> SHORT TASK
Quote the whole listing exactly. Leave the pictures out of your copy.

** Begin **

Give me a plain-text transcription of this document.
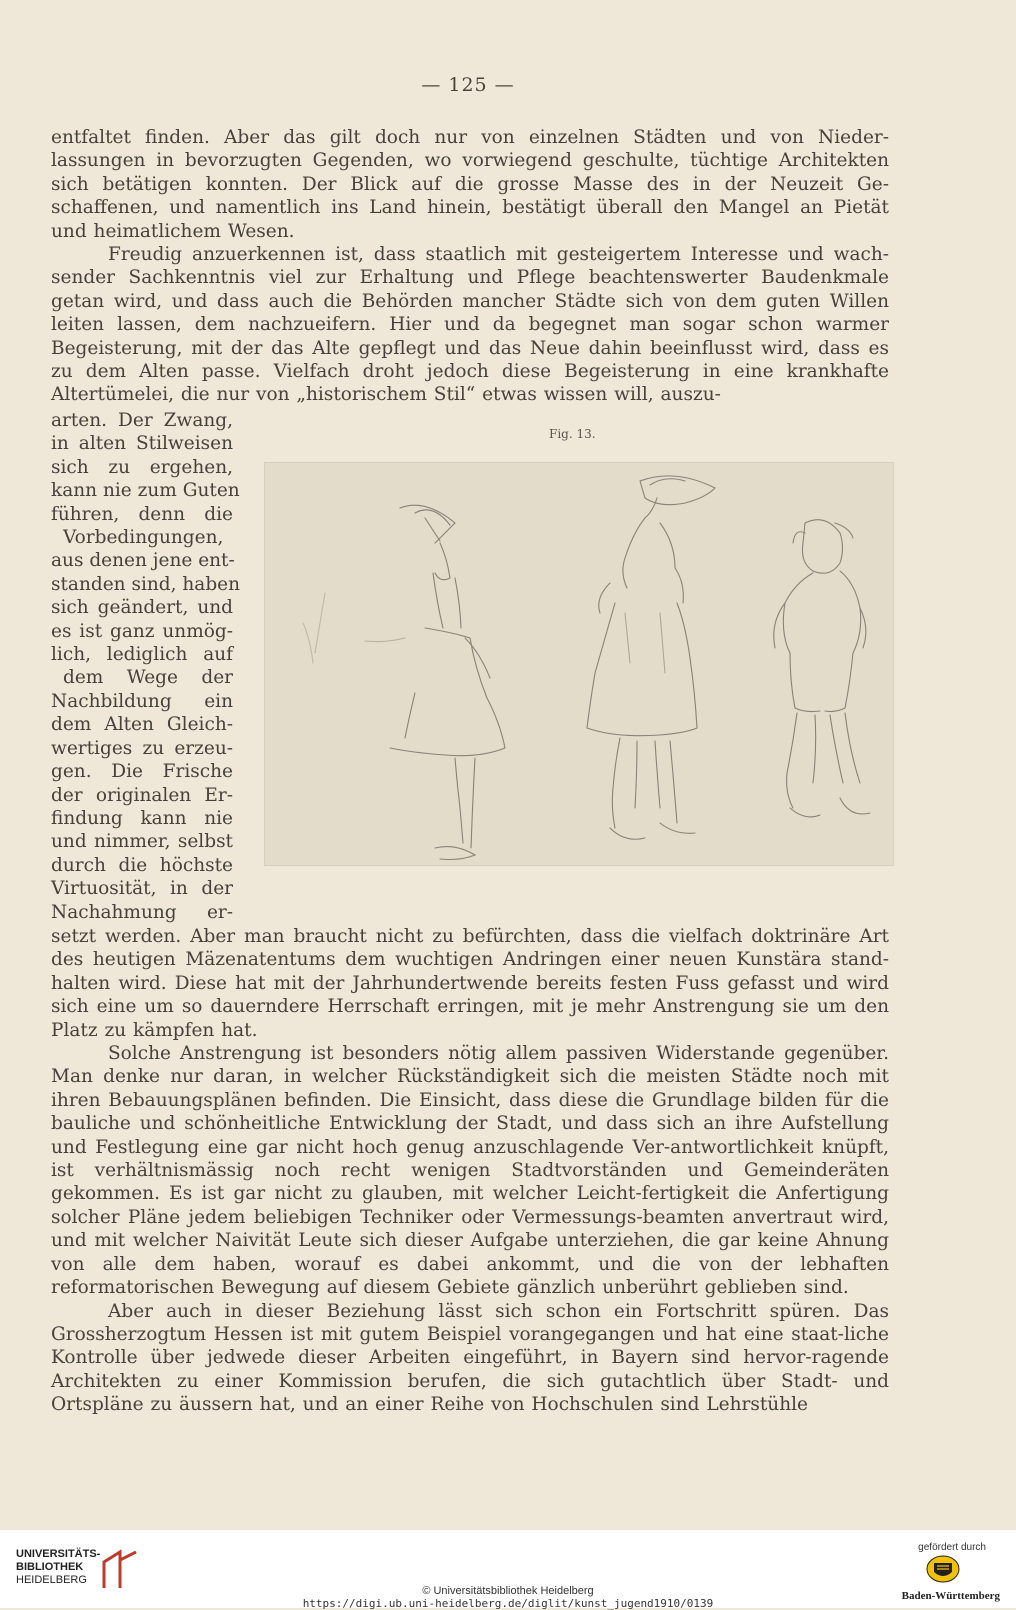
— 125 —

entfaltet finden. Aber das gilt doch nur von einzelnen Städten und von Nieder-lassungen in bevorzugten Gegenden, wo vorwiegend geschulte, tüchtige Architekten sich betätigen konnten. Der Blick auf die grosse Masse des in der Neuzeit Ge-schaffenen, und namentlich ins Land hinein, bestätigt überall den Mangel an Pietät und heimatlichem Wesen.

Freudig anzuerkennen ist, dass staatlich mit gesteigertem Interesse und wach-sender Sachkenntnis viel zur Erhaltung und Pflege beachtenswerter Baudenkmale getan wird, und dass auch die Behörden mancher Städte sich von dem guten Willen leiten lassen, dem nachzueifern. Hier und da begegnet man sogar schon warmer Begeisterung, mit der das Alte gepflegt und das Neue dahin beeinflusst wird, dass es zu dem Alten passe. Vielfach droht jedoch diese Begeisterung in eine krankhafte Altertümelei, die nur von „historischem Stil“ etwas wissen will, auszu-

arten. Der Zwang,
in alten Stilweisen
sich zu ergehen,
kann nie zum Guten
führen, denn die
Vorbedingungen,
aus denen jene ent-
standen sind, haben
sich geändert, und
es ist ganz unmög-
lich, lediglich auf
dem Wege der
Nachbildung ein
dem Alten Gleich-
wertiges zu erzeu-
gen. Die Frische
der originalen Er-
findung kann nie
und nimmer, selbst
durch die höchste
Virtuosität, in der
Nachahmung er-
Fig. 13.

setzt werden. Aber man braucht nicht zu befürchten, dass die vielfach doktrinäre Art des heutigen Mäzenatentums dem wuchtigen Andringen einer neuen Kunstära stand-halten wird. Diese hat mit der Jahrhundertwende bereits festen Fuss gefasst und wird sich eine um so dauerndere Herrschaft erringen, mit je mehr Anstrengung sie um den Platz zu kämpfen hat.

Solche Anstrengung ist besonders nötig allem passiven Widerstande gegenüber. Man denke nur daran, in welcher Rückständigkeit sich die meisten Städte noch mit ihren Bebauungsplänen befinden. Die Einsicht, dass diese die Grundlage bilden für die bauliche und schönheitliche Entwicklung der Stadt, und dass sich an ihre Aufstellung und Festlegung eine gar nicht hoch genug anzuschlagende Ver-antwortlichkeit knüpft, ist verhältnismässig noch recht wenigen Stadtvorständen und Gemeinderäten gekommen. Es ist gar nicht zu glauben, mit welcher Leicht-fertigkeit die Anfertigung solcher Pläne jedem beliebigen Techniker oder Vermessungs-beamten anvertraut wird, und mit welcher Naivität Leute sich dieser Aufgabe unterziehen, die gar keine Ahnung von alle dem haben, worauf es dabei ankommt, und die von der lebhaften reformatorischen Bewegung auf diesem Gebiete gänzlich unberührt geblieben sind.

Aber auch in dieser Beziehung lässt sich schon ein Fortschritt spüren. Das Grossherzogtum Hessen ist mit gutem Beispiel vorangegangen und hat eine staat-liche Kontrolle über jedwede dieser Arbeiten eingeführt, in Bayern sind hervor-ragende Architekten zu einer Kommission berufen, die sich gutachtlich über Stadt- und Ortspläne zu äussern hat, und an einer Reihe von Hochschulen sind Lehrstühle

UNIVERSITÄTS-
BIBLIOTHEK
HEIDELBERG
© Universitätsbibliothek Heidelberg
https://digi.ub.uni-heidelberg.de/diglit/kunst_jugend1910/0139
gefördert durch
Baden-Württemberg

** End **

> SOLUTION TO THE PROBLEM
Give me a plain-text transcription of this document.
— 125 —

entfaltet finden. Aber das gilt doch nur von einzelnen Städten und von Nieder-lassungen in bevorzugten Gegenden, wo vorwiegend geschulte, tüchtige Architekten sich betätigen konnten. Der Blick auf die grosse Masse des in der Neuzeit Ge-schaffenen, und namentlich ins Land hinein, bestätigt überall den Mangel an Pietät und heimatlichem Wesen.

Freudig anzuerkennen ist, dass staatlich mit gesteigertem Interesse und wach-sender Sachkenntnis viel zur Erhaltung und Pflege beachtenswerter Baudenkmale getan wird, und dass auch die Behörden mancher Städte sich von dem guten Willen leiten lassen, dem nachzueifern. Hier und da begegnet man sogar schon warmer Begeisterung, mit der das Alte gepflegt und das Neue dahin beeinflusst wird, dass es zu dem Alten passe. Vielfach droht jedoch diese Begeisterung in eine krankhafte Altertümelei, die nur von „historischem Stil“ etwas wissen will, auszu-

arten. Der Zwang,
in alten Stilweisen
sich zu ergehen,
kann nie zum Guten
führen, denn die
Vorbedingungen,
aus denen jene ent-
standen sind, haben
sich geändert, und
es ist ganz unmög-
lich, lediglich auf
dem Wege der
Nachbildung ein
dem Alten Gleich-
wertiges zu erzeu-
gen. Die Frische
der originalen Er-
findung kann nie
und nimmer, selbst
durch die höchste
Virtuosität, in der
Nachahmung er-
Fig. 13.

setzt werden. Aber man braucht nicht zu befürchten, dass die vielfach doktrinäre Art des heutigen Mäzenatentums dem wuchtigen Andringen einer neuen Kunstära stand-halten wird. Diese hat mit der Jahrhundertwende bereits festen Fuss gefasst und wird sich eine um so dauerndere Herrschaft erringen, mit je mehr Anstrengung sie um den Platz zu kämpfen hat.

Solche Anstrengung ist besonders nötig allem passiven Widerstande gegenüber. Man denke nur daran, in welcher Rückständigkeit sich die meisten Städte noch mit ihren Bebauungsplänen befinden. Die Einsicht, dass diese die Grundlage bilden für die bauliche und schönheitliche Entwicklung der Stadt, und dass sich an ihre Aufstellung und Festlegung eine gar nicht hoch genug anzuschlagende Ver-antwortlichkeit knüpft, ist verhältnismässig noch recht wenigen Stadtvorständen und Gemeinderäten gekommen. Es ist gar nicht zu glauben, mit welcher Leicht-fertigkeit die Anfertigung solcher Pläne jedem beliebigen Techniker oder Vermessungs-beamten anvertraut wird, und mit welcher Naivität Leute sich dieser Aufgabe unterziehen, die gar keine Ahnung von alle dem haben, worauf es dabei ankommt, und die von der lebhaften reformatorischen Bewegung auf diesem Gebiete gänzlich unberührt geblieben sind.

Aber auch in dieser Beziehung lässt sich schon ein Fortschritt spüren. Das Grossherzogtum Hessen ist mit gutem Beispiel vorangegangen und hat eine staat-liche Kontrolle über jedwede dieser Arbeiten eingeführt, in Bayern sind hervor-ragende Architekten zu einer Kommission berufen, die sich gutachtlich über Stadt- und Ortspläne zu äussern hat, und an einer Reihe von Hochschulen sind Lehrstühle

UNIVERSITÄTS-
BIBLIOTHEK
HEIDELBERG
© Universitätsbibliothek Heidelberg
https://digi.ub.uni-heidelberg.de/diglit/kunst_jugend1910/0139
gefördert durch
Baden-Württemberg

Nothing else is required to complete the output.